=== RECORDS SUPPLIED ===

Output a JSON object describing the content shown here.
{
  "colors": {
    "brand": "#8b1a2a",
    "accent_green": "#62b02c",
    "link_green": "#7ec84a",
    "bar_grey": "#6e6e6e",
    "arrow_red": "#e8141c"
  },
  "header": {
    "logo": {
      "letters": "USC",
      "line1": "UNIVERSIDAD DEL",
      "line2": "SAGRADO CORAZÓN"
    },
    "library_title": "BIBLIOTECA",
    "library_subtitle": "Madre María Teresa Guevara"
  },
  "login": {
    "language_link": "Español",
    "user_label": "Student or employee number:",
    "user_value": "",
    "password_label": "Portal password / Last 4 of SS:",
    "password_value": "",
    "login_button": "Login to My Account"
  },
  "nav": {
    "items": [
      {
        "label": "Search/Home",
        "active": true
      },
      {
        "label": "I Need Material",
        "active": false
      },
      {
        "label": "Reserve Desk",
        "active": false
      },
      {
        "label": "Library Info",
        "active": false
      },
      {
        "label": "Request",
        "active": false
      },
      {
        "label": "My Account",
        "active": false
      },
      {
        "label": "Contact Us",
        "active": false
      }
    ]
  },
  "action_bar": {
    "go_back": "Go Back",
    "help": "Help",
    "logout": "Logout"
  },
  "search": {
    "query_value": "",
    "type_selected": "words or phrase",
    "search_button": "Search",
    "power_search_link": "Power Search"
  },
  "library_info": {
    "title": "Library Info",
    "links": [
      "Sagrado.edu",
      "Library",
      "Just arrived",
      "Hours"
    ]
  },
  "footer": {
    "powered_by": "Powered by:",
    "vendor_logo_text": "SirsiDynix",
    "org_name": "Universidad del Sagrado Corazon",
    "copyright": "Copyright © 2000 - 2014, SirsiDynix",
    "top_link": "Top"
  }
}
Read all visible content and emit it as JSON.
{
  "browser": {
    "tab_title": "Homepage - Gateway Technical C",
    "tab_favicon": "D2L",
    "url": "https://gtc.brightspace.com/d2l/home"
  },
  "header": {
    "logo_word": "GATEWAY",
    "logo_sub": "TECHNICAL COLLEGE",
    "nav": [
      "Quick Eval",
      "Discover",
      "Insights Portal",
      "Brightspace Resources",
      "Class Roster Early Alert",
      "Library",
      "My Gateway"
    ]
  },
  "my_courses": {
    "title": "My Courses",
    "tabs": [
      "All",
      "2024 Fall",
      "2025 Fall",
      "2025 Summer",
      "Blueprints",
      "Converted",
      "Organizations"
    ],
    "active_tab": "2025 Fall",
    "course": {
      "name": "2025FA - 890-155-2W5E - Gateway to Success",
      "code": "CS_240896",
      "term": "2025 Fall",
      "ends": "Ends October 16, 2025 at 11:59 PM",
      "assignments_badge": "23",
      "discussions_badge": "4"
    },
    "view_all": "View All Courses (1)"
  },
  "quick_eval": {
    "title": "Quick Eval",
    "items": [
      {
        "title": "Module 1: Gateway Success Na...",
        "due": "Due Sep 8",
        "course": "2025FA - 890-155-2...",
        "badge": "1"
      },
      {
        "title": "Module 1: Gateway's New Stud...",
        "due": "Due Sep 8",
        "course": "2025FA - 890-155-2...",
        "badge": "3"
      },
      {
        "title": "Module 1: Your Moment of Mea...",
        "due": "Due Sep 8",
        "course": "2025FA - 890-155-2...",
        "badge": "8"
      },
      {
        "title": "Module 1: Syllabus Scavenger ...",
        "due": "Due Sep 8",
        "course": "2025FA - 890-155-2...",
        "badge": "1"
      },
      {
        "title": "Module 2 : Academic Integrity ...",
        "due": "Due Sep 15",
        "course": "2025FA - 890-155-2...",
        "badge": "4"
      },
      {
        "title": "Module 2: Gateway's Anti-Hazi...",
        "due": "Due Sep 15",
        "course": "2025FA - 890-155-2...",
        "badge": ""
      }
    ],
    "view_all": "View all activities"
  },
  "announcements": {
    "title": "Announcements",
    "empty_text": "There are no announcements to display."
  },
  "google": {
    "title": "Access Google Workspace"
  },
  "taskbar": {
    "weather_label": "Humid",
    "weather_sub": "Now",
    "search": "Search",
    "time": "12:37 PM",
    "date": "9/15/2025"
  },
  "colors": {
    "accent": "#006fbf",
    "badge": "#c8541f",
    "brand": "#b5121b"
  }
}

===

Extract every record. Keep wording exact.

EXERCISE RESPONSE ▸
Output a JSON object describing the content shown here.
{
  "colors": {
    "brand": "#8b1a2a",
    "accent_green": "#62b02c",
    "link_green": "#7ec84a",
    "bar_grey": "#6e6e6e",
    "arrow_red": "#e8141c"
  },
  "header": {
    "logo": {
      "letters": "USC",
      "line1": "UNIVERSIDAD DEL",
      "line2": "SAGRADO CORAZÓN"
    },
    "library_title": "BIBLIOTECA",
    "library_subtitle": "Madre María Teresa Guevara"
  },
  "login": {
    "language_link": "Español",
    "user_label": "Student or employee number:",
    "user_value": "",
    "password_label": "Portal password / Last 4 of SS:",
    "password_value": "",
    "login_button": "Login to My Account"
  },
  "nav": {
    "items": [
      {
        "label": "Search/Home",
        "active": true
      },
      {
        "label": "I Need Material",
        "active": false
      },
      {
        "label": "Reserve Desk",
        "active": false
      },
      {
        "label": "Library Info",
        "active": false
      },
      {
        "label": "Request",
        "active": false
      },
      {
        "label": "My Account",
        "active": false
      },
      {
        "label": "Contact Us",
        "active": false
      }
    ]
  },
  "action_bar": {
    "go_back": "Go Back",
    "help": "Help",
    "logout": "Logout"
  },
  "search": {
    "query_value": "",
    "type_selected": "words or phrase",
    "search_button": "Search",
    "power_search_link": "Power Search"
  },
  "library_info": {
    "title": "Library Info",
    "links": [
      "Sagrado.edu",
      "Library",
      "Just arrived",
      "Hours"
    ]
  },
  "footer": {
    "powered_by": "Powered by:",
    "vendor_logo_text": "SirsiDynix",
    "org_name": "Universidad del Sagrado Corazon",
    "copyright": "Copyright © 2000 - 2014, SirsiDynix",
    "top_link": "Top"
  }
}
Read all visible content and emit it as JSON.
{
  "browser": {
    "tab_title": "Homepage - Gateway Technical C",
    "tab_favicon": "D2L",
    "url": "https://gtc.brightspace.com/d2l/home"
  },
  "header": {
    "logo_word": "GATEWAY",
    "logo_sub": "TECHNICAL COLLEGE",
    "nav": [
      "Quick Eval",
      "Discover",
      "Insights Portal",
      "Brightspace Resources",
      "Class Roster Early Alert",
      "Library",
      "My Gateway"
    ]
  },
  "my_courses": {
    "title": "My Courses",
    "tabs": [
      "All",
      "2024 Fall",
      "2025 Fall",
      "2025 Summer",
      "Blueprints",
      "Converted",
      "Organizations"
    ],
    "active_tab": "2025 Fall",
    "course": {
      "name": "2025FA - 890-155-2W5E - Gateway to Success",
      "code": "CS_240896",
      "term": "2025 Fall",
      "ends": "Ends October 16, 2025 at 11:59 PM",
      "assignments_badge": "23",
      "discussions_badge": "4"
    },
    "view_all": "View All Courses (1)"
  },
  "quick_eval": {
    "title": "Quick Eval",
    "items": [
      {
        "title": "Module 1: Gateway Success Na...",
        "due": "Due Sep 8",
        "course": "2025FA - 890-155-2...",
        "badge": "1"
      },
      {
        "title": "Module 1: Gateway's New Stud...",
        "due": "Due Sep 8",
        "course": "2025FA - 890-155-2...",
        "badge": "3"
      },
      {
        "title": "Module 1: Your Moment of Mea...",
        "due": "Due Sep 8",
        "course": "2025FA - 890-155-2...",
        "badge": "8"
      },
      {
        "title": "Module 1: Syllabus Scavenger ...",
        "due": "Due Sep 8",
        "course": "2025FA - 890-155-2...",
        "badge": "1"
      },
      {
        "title": "Module 2 : Academic Integrity ...",
        "due": "Due Sep 15",
        "course": "2025FA - 890-155-2...",
        "badge": "4"
      },
      {
        "title": "Module 2: Gateway's Anti-Hazi...",
        "due": "Due Sep 15",
        "course": "2025FA - 890-155-2...",
        "badge": ""
      }
    ],
    "view_all": "View all activities"
  },
  "announcements": {
    "title": "Announcements",
    "empty_text": "There are no announcements to display."
  },
  "google": {
    "title": "Access Google Workspace"
  },
  "taskbar": {
    "weather_label": "Humid",
    "weather_sub": "Now",
    "search": "Search",
    "time": "12:37 PM",
    "date": "9/15/2025"
  },
  "colors": {
    "accent": "#006fbf",
    "badge": "#c8541f",
    "brand": "#b5121b"
  }
}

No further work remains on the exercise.